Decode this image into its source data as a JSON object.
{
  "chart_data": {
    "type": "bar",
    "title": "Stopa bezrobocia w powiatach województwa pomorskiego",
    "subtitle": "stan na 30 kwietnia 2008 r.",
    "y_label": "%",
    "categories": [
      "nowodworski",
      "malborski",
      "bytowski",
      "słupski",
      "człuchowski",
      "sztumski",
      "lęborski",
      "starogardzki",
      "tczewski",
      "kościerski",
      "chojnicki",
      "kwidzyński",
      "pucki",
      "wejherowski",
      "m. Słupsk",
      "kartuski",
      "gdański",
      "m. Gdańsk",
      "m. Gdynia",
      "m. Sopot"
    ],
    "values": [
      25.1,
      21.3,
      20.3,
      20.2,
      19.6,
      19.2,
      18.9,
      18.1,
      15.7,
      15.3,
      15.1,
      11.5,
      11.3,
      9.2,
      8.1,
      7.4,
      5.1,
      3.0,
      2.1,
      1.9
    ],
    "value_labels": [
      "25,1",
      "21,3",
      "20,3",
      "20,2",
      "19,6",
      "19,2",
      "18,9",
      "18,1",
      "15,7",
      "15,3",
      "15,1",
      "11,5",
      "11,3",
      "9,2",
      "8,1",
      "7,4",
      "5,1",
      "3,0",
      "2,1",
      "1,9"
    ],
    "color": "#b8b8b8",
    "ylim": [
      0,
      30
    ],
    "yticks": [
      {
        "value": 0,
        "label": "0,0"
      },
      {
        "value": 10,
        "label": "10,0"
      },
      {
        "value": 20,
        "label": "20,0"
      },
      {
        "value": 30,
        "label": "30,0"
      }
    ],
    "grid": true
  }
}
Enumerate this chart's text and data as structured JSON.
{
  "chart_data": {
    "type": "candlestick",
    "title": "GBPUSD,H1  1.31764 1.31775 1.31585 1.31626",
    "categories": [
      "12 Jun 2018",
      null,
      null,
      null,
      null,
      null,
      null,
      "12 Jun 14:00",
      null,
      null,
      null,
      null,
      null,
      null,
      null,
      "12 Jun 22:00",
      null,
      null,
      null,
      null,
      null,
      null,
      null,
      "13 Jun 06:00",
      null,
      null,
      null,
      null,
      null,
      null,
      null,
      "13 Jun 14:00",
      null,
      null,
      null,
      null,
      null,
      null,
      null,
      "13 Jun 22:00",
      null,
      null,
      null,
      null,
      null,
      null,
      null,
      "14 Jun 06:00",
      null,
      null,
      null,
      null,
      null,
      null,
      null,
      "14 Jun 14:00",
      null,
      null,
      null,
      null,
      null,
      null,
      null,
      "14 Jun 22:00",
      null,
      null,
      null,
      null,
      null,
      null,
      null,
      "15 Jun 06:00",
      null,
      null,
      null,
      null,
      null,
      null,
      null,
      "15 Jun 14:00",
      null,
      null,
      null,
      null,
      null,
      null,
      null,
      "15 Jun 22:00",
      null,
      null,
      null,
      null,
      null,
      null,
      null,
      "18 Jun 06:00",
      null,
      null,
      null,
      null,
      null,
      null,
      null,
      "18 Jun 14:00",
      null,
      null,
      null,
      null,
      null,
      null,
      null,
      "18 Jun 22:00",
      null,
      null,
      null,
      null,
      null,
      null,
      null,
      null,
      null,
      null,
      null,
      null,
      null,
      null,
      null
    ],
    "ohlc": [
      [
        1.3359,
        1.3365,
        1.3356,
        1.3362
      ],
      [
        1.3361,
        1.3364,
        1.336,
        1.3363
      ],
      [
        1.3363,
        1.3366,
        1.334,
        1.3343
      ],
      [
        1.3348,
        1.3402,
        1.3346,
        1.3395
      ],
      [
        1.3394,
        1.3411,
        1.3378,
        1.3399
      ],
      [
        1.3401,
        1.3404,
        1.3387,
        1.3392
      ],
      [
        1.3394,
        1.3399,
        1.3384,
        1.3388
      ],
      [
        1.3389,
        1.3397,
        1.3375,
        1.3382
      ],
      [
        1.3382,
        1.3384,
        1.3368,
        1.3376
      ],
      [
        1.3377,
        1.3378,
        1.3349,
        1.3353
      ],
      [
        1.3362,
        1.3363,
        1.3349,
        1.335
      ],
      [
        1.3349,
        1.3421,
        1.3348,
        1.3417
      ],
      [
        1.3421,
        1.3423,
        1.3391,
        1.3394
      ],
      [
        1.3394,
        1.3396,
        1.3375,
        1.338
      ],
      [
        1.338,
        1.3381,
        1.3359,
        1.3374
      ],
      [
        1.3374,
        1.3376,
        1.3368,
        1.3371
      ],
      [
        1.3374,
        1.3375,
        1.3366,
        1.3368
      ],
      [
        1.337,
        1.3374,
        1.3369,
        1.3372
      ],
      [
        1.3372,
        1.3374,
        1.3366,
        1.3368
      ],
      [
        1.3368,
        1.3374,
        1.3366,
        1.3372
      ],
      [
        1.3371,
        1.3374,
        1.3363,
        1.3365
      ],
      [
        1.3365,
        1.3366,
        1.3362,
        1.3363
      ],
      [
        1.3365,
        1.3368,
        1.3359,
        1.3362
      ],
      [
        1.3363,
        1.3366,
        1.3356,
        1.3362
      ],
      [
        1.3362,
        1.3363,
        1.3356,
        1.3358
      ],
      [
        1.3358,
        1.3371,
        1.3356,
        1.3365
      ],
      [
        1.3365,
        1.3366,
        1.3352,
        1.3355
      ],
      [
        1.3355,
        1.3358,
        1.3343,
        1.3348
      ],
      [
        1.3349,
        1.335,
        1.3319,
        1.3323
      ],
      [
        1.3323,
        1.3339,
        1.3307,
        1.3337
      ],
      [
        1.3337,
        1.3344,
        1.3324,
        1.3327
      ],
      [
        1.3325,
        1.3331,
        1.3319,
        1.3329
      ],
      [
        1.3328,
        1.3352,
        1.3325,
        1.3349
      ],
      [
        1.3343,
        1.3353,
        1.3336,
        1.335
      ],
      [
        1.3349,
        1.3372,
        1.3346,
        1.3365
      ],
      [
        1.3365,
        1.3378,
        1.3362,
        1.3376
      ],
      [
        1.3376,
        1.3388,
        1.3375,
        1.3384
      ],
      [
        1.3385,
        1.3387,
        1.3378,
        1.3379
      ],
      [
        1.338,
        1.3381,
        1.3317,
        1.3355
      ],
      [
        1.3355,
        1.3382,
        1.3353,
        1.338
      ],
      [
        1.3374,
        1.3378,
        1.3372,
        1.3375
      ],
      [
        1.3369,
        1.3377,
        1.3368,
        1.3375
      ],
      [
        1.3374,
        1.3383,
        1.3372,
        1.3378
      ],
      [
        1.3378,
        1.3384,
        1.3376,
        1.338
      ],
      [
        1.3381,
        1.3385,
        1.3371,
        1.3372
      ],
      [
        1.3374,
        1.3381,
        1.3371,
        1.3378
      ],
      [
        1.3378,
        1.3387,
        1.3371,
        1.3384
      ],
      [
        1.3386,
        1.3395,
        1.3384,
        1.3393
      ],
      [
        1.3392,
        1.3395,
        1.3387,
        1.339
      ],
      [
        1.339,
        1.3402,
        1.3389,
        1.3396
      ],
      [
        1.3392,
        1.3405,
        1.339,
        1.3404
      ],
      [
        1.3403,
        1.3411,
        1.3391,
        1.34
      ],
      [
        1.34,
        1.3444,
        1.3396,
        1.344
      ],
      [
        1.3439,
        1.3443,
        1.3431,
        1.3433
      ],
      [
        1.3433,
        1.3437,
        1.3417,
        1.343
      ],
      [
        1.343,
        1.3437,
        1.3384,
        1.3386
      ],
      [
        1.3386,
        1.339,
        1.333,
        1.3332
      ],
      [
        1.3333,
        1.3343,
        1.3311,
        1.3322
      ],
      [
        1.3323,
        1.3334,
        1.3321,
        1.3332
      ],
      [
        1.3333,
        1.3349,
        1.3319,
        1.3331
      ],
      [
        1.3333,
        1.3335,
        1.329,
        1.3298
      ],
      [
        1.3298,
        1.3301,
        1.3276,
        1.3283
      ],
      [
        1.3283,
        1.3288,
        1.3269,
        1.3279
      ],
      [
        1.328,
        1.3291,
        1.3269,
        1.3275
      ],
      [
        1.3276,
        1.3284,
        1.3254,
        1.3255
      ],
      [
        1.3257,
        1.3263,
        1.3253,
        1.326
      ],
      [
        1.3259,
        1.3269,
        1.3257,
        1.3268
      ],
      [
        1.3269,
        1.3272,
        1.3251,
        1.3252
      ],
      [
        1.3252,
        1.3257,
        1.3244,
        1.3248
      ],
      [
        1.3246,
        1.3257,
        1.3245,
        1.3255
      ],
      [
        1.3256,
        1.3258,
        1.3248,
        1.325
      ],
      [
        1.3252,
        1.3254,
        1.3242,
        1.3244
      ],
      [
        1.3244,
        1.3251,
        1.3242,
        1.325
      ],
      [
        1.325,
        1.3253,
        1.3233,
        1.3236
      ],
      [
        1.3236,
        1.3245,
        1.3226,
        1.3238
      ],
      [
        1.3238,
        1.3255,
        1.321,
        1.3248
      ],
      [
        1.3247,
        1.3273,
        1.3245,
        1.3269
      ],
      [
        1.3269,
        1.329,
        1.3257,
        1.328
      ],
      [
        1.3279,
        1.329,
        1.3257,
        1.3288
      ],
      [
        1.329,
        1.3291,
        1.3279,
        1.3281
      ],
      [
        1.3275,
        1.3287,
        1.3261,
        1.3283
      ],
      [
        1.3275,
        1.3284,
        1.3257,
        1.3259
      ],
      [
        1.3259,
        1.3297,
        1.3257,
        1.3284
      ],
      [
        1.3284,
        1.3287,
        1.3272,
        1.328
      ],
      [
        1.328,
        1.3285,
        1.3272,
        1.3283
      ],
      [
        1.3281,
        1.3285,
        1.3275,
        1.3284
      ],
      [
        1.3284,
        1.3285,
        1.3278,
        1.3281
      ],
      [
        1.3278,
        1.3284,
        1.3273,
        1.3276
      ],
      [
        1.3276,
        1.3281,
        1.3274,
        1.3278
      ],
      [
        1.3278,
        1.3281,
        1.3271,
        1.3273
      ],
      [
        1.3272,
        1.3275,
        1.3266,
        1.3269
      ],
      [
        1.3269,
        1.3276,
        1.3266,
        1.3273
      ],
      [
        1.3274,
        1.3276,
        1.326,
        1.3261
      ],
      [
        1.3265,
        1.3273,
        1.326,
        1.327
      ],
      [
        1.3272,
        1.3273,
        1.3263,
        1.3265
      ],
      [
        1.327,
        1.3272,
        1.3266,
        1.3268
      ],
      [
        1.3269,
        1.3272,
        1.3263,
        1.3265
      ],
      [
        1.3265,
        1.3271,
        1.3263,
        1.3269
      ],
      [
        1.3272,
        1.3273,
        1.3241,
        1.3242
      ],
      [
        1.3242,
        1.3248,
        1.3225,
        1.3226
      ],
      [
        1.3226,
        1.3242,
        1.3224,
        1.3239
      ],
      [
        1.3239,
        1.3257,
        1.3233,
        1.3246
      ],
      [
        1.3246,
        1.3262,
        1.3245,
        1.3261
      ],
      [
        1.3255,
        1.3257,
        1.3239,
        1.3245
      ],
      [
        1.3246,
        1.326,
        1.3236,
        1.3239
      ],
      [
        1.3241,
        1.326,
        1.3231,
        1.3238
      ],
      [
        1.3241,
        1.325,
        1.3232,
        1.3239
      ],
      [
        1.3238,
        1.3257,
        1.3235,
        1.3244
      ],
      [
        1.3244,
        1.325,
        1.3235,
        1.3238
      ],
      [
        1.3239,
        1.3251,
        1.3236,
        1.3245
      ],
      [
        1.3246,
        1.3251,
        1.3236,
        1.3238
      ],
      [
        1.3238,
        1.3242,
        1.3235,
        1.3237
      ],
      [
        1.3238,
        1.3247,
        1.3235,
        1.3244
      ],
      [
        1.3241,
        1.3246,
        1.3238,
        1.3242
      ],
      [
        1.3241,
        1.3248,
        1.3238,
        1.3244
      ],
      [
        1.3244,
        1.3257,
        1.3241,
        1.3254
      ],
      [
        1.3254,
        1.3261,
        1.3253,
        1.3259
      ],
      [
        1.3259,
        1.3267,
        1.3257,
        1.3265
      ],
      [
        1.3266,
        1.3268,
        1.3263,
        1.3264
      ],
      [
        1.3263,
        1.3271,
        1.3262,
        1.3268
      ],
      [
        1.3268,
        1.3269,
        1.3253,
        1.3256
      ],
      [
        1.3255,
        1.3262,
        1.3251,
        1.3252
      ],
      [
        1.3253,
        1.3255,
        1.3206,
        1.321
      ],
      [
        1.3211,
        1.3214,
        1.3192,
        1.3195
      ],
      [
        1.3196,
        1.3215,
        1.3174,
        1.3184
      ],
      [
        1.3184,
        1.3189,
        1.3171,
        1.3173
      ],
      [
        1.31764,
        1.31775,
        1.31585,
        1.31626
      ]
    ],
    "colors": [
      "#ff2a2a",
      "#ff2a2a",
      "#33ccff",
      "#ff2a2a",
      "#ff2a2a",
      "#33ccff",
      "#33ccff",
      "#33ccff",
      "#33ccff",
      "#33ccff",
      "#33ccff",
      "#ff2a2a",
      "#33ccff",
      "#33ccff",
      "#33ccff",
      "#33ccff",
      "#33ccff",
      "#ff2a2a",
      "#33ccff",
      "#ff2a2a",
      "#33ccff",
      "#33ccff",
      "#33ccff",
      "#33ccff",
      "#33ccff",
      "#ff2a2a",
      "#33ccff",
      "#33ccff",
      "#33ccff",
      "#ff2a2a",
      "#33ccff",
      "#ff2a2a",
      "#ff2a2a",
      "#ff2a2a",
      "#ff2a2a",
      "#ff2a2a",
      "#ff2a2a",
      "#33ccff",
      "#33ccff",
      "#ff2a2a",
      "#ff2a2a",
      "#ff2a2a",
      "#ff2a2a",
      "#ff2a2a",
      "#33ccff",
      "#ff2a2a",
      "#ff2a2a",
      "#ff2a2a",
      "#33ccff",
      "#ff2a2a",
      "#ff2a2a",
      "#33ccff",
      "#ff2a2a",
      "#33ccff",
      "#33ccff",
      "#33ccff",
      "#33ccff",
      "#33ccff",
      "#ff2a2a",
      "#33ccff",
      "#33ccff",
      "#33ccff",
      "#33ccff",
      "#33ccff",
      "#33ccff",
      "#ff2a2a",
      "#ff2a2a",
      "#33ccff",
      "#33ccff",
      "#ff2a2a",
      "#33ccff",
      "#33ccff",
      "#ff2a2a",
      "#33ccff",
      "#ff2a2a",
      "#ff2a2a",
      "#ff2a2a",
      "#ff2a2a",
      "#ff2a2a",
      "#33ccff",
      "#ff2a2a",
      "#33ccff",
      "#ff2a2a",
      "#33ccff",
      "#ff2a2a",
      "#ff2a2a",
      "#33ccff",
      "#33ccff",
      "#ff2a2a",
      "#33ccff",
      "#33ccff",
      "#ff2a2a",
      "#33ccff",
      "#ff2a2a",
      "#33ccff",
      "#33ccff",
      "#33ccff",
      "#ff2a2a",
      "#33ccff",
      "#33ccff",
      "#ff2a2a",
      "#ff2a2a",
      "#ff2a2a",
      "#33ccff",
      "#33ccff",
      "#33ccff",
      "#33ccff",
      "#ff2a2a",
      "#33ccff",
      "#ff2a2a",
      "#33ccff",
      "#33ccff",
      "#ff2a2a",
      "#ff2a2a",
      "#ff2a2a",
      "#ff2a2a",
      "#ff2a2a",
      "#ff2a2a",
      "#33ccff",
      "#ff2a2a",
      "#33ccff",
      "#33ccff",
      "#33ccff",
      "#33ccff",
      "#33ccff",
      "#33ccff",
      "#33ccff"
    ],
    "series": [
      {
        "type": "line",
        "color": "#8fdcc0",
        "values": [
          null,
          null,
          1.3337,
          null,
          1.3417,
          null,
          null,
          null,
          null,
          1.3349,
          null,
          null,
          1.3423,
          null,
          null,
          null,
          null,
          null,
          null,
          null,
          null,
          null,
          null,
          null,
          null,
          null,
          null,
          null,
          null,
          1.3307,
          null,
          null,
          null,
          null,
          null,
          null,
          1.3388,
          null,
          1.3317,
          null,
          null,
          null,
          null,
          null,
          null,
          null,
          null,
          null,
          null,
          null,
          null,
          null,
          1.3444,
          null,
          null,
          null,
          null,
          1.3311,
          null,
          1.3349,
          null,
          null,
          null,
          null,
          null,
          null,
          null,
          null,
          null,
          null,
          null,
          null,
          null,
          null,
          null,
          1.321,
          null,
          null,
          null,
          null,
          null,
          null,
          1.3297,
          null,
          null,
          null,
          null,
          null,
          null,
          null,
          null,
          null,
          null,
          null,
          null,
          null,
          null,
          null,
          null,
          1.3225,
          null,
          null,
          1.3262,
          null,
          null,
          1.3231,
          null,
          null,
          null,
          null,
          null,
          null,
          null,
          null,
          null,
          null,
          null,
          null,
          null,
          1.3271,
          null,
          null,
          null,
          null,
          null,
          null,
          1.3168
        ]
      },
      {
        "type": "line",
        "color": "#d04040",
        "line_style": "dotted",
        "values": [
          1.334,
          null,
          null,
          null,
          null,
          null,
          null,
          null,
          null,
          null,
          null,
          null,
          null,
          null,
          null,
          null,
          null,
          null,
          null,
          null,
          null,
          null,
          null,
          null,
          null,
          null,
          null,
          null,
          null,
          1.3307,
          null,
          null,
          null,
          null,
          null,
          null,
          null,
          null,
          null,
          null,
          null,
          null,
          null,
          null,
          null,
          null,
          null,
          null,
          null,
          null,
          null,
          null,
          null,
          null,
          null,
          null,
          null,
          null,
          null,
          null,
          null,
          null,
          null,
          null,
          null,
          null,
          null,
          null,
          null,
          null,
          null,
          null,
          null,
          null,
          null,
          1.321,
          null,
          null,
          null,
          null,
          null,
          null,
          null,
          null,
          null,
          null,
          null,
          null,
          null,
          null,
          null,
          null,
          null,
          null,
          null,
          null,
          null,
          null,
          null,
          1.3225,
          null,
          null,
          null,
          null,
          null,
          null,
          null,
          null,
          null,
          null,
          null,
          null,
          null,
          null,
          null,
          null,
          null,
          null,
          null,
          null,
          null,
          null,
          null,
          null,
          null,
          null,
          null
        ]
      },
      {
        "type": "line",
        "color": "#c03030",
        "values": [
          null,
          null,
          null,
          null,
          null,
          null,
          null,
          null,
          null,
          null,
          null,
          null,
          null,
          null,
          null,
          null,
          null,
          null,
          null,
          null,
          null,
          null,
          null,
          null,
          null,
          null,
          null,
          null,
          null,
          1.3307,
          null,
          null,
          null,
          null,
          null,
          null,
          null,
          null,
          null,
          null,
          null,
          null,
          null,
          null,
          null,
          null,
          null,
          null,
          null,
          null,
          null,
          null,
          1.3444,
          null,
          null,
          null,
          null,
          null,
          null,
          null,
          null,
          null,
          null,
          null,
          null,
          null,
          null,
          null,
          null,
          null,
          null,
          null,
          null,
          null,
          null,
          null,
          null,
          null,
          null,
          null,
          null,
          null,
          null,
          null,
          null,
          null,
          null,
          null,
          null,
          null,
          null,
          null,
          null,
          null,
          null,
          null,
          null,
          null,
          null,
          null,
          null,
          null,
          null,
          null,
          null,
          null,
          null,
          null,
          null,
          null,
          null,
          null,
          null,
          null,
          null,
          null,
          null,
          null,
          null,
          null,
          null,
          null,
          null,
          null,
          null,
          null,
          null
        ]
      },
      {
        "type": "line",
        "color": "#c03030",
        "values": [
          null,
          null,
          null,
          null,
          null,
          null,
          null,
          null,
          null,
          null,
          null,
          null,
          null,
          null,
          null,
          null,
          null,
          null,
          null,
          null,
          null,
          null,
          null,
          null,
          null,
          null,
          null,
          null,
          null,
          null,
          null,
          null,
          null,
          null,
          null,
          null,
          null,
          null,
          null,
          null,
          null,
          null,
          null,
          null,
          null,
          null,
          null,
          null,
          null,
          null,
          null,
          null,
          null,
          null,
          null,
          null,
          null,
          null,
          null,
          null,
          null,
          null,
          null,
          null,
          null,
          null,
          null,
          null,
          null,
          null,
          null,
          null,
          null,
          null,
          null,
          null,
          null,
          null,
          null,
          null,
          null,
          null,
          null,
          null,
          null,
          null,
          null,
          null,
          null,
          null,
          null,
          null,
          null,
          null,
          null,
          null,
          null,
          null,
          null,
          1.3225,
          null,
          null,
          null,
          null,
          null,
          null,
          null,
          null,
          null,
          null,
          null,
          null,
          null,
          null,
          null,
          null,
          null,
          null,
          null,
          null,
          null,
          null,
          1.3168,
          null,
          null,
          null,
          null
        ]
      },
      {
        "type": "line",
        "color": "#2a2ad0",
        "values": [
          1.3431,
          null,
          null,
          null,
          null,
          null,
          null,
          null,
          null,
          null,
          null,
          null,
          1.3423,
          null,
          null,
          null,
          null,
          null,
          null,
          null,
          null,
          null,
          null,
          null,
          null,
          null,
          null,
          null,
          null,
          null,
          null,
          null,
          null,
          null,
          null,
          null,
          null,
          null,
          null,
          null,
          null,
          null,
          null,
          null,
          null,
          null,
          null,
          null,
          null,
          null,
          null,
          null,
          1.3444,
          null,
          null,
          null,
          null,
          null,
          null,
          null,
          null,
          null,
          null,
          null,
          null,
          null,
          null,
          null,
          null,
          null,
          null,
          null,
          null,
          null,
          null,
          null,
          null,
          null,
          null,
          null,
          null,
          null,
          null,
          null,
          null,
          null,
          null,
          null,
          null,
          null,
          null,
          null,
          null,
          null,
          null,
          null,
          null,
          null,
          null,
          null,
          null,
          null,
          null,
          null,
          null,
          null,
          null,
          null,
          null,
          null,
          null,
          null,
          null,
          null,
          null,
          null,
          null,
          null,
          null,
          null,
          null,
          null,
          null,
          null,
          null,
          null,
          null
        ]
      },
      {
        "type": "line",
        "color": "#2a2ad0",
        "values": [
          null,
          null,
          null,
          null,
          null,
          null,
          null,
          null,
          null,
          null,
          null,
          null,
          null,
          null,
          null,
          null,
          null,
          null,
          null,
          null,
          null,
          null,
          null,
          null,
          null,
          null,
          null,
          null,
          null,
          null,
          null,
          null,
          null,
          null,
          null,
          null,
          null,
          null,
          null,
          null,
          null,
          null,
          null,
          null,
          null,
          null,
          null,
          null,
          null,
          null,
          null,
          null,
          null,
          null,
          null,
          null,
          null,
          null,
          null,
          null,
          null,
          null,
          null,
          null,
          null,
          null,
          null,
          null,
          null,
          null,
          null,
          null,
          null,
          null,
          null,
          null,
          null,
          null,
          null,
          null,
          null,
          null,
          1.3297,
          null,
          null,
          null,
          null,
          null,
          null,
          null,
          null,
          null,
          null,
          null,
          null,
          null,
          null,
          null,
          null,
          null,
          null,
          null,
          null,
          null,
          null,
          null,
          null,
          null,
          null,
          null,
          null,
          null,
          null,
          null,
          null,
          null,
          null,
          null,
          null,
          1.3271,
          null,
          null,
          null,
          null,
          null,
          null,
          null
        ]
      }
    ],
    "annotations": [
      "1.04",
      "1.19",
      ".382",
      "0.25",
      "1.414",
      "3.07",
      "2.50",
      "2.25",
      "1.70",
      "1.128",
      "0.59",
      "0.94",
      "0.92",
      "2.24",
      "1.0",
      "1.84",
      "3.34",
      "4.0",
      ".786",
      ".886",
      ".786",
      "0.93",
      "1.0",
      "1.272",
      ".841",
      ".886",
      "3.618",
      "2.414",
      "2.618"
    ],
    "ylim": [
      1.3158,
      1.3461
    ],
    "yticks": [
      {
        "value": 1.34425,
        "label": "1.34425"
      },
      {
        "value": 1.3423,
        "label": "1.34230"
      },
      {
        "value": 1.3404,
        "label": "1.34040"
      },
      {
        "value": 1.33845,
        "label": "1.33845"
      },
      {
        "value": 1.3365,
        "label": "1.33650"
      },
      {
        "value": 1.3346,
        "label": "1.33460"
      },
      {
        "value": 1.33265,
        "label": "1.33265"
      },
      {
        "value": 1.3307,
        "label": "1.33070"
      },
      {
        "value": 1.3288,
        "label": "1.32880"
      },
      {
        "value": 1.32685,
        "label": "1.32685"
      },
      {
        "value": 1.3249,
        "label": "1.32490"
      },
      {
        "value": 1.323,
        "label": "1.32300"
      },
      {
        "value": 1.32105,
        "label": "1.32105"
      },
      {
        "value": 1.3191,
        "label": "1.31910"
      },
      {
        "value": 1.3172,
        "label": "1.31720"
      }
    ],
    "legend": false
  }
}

════════

### GOAL
Determine how many lines of the listing above hold the word "JSON". Report that number without anything else.

### WRITTEN REPLY
2